Transcribe the listing exactly, leaving out every picture.
══ Input for this task
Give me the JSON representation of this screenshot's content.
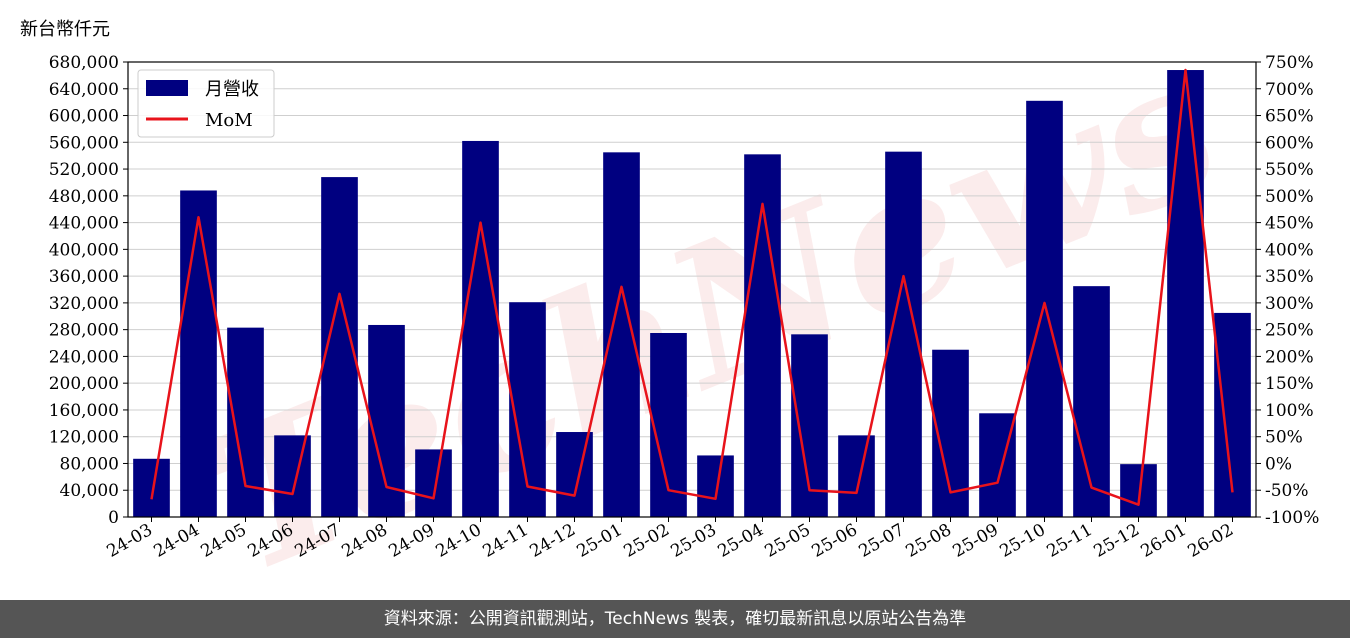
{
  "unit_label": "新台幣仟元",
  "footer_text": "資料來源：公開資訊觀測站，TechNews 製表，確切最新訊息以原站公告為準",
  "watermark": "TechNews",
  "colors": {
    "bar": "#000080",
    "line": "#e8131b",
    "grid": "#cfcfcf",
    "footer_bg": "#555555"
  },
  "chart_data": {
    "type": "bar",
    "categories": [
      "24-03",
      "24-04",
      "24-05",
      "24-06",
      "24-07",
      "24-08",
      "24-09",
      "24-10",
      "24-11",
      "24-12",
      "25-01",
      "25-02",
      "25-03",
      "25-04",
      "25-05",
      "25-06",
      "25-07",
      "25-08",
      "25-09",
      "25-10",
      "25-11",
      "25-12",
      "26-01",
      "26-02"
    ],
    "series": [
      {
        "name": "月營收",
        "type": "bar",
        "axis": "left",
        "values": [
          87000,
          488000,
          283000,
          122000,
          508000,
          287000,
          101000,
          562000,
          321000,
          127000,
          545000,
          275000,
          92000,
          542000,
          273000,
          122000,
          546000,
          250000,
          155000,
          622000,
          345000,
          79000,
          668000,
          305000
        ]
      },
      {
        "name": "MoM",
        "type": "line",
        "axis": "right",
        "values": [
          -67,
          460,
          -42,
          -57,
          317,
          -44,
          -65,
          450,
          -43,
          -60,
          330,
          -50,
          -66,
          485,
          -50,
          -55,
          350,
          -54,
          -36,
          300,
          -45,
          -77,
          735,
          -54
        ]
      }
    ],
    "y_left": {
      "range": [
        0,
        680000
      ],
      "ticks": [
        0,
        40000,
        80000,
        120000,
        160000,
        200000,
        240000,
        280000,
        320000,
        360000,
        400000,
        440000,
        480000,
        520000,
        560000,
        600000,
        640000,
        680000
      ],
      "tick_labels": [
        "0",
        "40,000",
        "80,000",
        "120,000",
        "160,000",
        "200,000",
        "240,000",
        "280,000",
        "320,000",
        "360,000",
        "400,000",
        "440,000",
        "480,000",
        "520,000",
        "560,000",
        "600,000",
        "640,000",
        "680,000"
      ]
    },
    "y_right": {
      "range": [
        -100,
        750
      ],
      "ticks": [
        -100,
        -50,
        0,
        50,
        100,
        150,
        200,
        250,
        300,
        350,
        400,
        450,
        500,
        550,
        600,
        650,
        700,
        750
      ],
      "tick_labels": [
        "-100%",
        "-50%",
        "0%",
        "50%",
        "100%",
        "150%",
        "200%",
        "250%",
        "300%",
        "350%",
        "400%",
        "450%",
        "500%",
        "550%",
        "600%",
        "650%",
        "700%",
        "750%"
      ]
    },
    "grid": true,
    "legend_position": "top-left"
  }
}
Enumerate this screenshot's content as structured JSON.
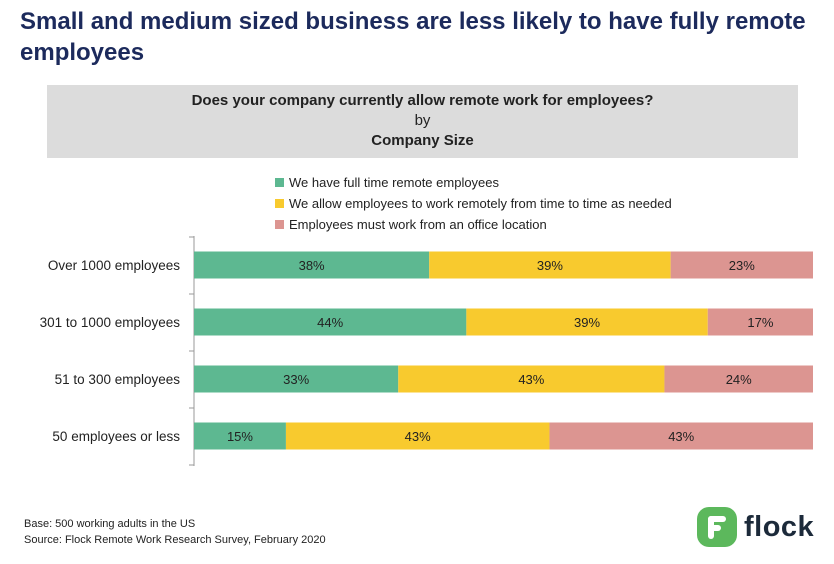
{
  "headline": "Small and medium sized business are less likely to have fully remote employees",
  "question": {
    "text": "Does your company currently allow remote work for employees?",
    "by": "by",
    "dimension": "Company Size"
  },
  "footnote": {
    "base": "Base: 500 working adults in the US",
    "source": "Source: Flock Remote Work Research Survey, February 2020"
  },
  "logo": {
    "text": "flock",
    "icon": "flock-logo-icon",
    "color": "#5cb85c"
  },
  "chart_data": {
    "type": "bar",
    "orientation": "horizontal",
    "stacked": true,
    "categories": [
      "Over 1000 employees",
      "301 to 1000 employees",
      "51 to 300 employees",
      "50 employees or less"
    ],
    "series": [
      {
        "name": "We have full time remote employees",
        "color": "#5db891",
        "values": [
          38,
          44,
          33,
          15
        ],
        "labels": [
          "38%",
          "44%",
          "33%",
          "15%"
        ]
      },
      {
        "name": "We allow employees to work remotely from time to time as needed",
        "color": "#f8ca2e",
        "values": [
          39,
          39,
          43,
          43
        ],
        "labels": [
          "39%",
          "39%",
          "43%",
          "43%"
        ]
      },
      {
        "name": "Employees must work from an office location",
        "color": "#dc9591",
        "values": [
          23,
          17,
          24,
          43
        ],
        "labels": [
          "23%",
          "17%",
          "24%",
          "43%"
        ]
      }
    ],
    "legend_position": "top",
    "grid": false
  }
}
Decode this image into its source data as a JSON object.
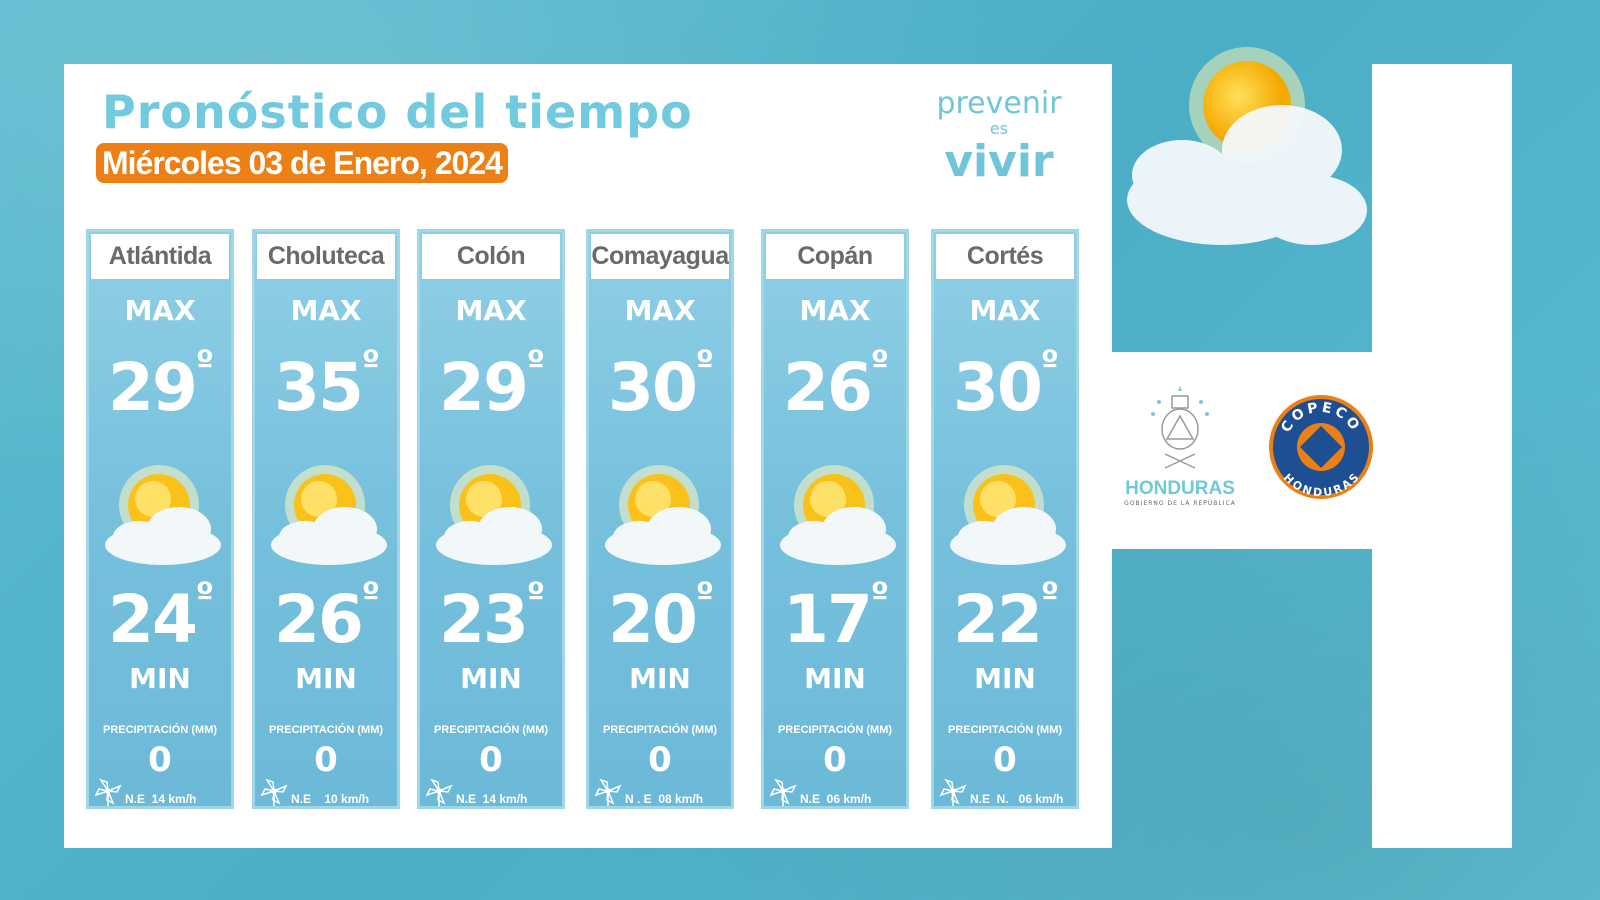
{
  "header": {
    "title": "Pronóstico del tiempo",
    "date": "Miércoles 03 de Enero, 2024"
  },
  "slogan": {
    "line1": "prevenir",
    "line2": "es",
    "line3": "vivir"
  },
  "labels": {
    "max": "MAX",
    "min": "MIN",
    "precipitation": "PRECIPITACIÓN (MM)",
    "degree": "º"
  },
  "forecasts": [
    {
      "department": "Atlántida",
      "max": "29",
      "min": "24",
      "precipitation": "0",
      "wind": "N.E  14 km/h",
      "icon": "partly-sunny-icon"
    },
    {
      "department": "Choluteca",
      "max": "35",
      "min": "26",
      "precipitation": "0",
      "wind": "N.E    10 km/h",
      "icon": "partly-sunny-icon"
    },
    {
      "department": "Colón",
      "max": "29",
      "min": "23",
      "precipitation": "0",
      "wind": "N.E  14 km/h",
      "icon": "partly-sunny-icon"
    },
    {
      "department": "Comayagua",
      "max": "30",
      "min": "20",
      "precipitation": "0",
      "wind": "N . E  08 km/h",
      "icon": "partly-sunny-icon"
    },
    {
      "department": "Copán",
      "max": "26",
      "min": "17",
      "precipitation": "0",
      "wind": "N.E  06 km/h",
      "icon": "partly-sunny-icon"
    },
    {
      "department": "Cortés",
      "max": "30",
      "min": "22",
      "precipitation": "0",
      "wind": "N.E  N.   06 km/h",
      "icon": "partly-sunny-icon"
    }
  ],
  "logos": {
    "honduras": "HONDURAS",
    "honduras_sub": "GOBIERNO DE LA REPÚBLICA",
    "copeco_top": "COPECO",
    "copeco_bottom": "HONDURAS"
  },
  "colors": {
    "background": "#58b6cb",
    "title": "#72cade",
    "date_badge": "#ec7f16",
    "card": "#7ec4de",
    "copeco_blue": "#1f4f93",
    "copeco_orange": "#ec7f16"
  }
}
════
▶ _Response to this exercise_
Give me the JSON representation of this screenshot's content.
{
  "unit_label": "新台幣仟元",
  "footer_text": "資料來源：公開資訊觀測站，TechNews 製表，確切最新訊息以原站公告為準",
  "watermark": "TechNews",
  "colors": {
    "bar": "#000080",
    "line": "#e8131b",
    "grid": "#cfcfcf",
    "footer_bg": "#555555"
  },
  "chart_data": {
    "type": "bar",
    "categories": [
      "24-03",
      "24-04",
      "24-05",
      "24-06",
      "24-07",
      "24-08",
      "24-09",
      "24-10",
      "24-11",
      "24-12",
      "25-01",
      "25-02",
      "25-03",
      "25-04",
      "25-05",
      "25-06",
      "25-07",
      "25-08",
      "25-09",
      "25-10",
      "25-11",
      "25-12",
      "26-01",
      "26-02"
    ],
    "series": [
      {
        "name": "月營收",
        "type": "bar",
        "axis": "left",
        "values": [
          87000,
          488000,
          283000,
          122000,
          508000,
          287000,
          101000,
          562000,
          321000,
          127000,
          545000,
          275000,
          92000,
          542000,
          273000,
          122000,
          546000,
          250000,
          155000,
          622000,
          345000,
          79000,
          668000,
          305000
        ]
      },
      {
        "name": "MoM",
        "type": "line",
        "axis": "right",
        "values": [
          -67,
          460,
          -42,
          -57,
          317,
          -44,
          -65,
          450,
          -43,
          -60,
          330,
          -50,
          -66,
          485,
          -50,
          -55,
          350,
          -54,
          -36,
          300,
          -45,
          -77,
          735,
          -54
        ]
      }
    ],
    "y_left": {
      "range": [
        0,
        680000
      ],
      "ticks": [
        0,
        40000,
        80000,
        120000,
        160000,
        200000,
        240000,
        280000,
        320000,
        360000,
        400000,
        440000,
        480000,
        520000,
        560000,
        600000,
        640000,
        680000
      ],
      "tick_labels": [
        "0",
        "40,000",
        "80,000",
        "120,000",
        "160,000",
        "200,000",
        "240,000",
        "280,000",
        "320,000",
        "360,000",
        "400,000",
        "440,000",
        "480,000",
        "520,000",
        "560,000",
        "600,000",
        "640,000",
        "680,000"
      ]
    },
    "y_right": {
      "range": [
        -100,
        750
      ],
      "ticks": [
        -100,
        -50,
        0,
        50,
        100,
        150,
        200,
        250,
        300,
        350,
        400,
        450,
        500,
        550,
        600,
        650,
        700,
        750
      ],
      "tick_labels": [
        "-100%",
        "-50%",
        "0%",
        "50%",
        "100%",
        "150%",
        "200%",
        "250%",
        "300%",
        "350%",
        "400%",
        "450%",
        "500%",
        "550%",
        "600%",
        "650%",
        "700%",
        "750%"
      ]
    },
    "grid": true,
    "legend_position": "top-left"
  }
}
Enumerate this screenshot's content as structured JSON.
{
  "headline": "Small and medium sized business are less likely to have fully remote employees",
  "question": {
    "text": "Does your company currently allow remote work for employees?",
    "by": "by",
    "dimension": "Company Size"
  },
  "footnote": {
    "base": "Base: 500 working adults in the US",
    "source": "Source: Flock Remote Work Research Survey, February 2020"
  },
  "logo": {
    "text": "flock",
    "icon": "flock-logo-icon",
    "color": "#5cb85c"
  },
  "chart_data": {
    "type": "bar",
    "orientation": "horizontal",
    "stacked": true,
    "categories": [
      "Over 1000 employees",
      "301 to 1000 employees",
      "51 to 300 employees",
      "50 employees or less"
    ],
    "series": [
      {
        "name": "We have full time remote employees",
        "color": "#5db891",
        "values": [
          38,
          44,
          33,
          15
        ],
        "labels": [
          "38%",
          "44%",
          "33%",
          "15%"
        ]
      },
      {
        "name": "We allow employees to work remotely from time to time as needed",
        "color": "#f8ca2e",
        "values": [
          39,
          39,
          43,
          43
        ],
        "labels": [
          "39%",
          "39%",
          "43%",
          "43%"
        ]
      },
      {
        "name": "Employees must work from an office location",
        "color": "#dc9591",
        "values": [
          23,
          17,
          24,
          43
        ],
        "labels": [
          "23%",
          "17%",
          "24%",
          "43%"
        ]
      }
    ],
    "legend_position": "top",
    "grid": false
  }
}
Decode this image into its source data as a JSON object.
{
  "header": {
    "title": "Pronóstico del tiempo",
    "date": "Miércoles 03 de Enero, 2024"
  },
  "slogan": {
    "line1": "prevenir",
    "line2": "es",
    "line3": "vivir"
  },
  "labels": {
    "max": "MAX",
    "min": "MIN",
    "precipitation": "PRECIPITACIÓN (MM)",
    "degree": "º"
  },
  "forecasts": [
    {
      "department": "Atlántida",
      "max": "29",
      "min": "24",
      "precipitation": "0",
      "wind": "N.E  14 km/h",
      "icon": "partly-sunny-icon"
    },
    {
      "department": "Choluteca",
      "max": "35",
      "min": "26",
      "precipitation": "0",
      "wind": "N.E    10 km/h",
      "icon": "partly-sunny-icon"
    },
    {
      "department": "Colón",
      "max": "29",
      "min": "23",
      "precipitation": "0",
      "wind": "N.E  14 km/h",
      "icon": "partly-sunny-icon"
    },
    {
      "department": "Comayagua",
      "max": "30",
      "min": "20",
      "precipitation": "0",
      "wind": "N . E  08 km/h",
      "icon": "partly-sunny-icon"
    },
    {
      "department": "Copán",
      "max": "26",
      "min": "17",
      "precipitation": "0",
      "wind": "N.E  06 km/h",
      "icon": "partly-sunny-icon"
    },
    {
      "department": "Cortés",
      "max": "30",
      "min": "22",
      "precipitation": "0",
      "wind": "N.E  N.   06 km/h",
      "icon": "partly-sunny-icon"
    }
  ],
  "logos": {
    "honduras": "HONDURAS",
    "honduras_sub": "GOBIERNO DE LA REPÚBLICA",
    "copeco_top": "COPECO",
    "copeco_bottom": "HONDURAS"
  },
  "colors": {
    "background": "#58b6cb",
    "title": "#72cade",
    "date_badge": "#ec7f16",
    "card": "#7ec4de",
    "copeco_blue": "#1f4f93",
    "copeco_orange": "#ec7f16"
  }
}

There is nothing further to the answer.